[Instruction]: Without the images, print all the entries below exactly as given.

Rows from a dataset
┌──
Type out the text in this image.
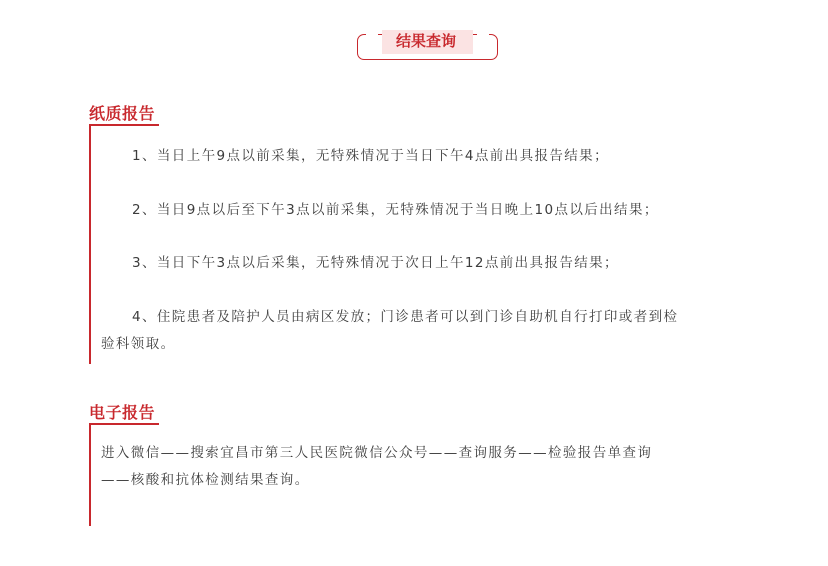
结果查询
纸质报告
1、当日上午9点以前采集，无特殊情况于当日下午4点前出具报告结果；
2、当日9点以后至下午3点以前采集，无特殊情况于当日晚上10点以后出结果；
3、当日下午3点以后采集，无特殊情况于次日上午12点前出具报告结果；
4、住院患者及陪护人员由病区发放；门诊患者可以到门诊自助机自行打印或者到检
验科领取。
电子报告
进入微信——搜索宜昌市第三人民医院微信公众号——查询服务——检验报告单查询
——核酸和抗体检测结果查询。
└──
[In response]:
Type out the text in this image.
结果查询
纸质报告
1、当日上午9点以前采集，无特殊情况于当日下午4点前出具报告结果；
2、当日9点以后至下午3点以前采集，无特殊情况于当日晚上10点以后出结果；
3、当日下午3点以后采集，无特殊情况于次日上午12点前出具报告结果；
4、住院患者及陪护人员由病区发放；门诊患者可以到门诊自助机自行打印或者到检
验科领取。
电子报告
进入微信——搜索宜昌市第三人民医院微信公众号——查询服务——检验报告单查询
——核酸和抗体检测结果查询。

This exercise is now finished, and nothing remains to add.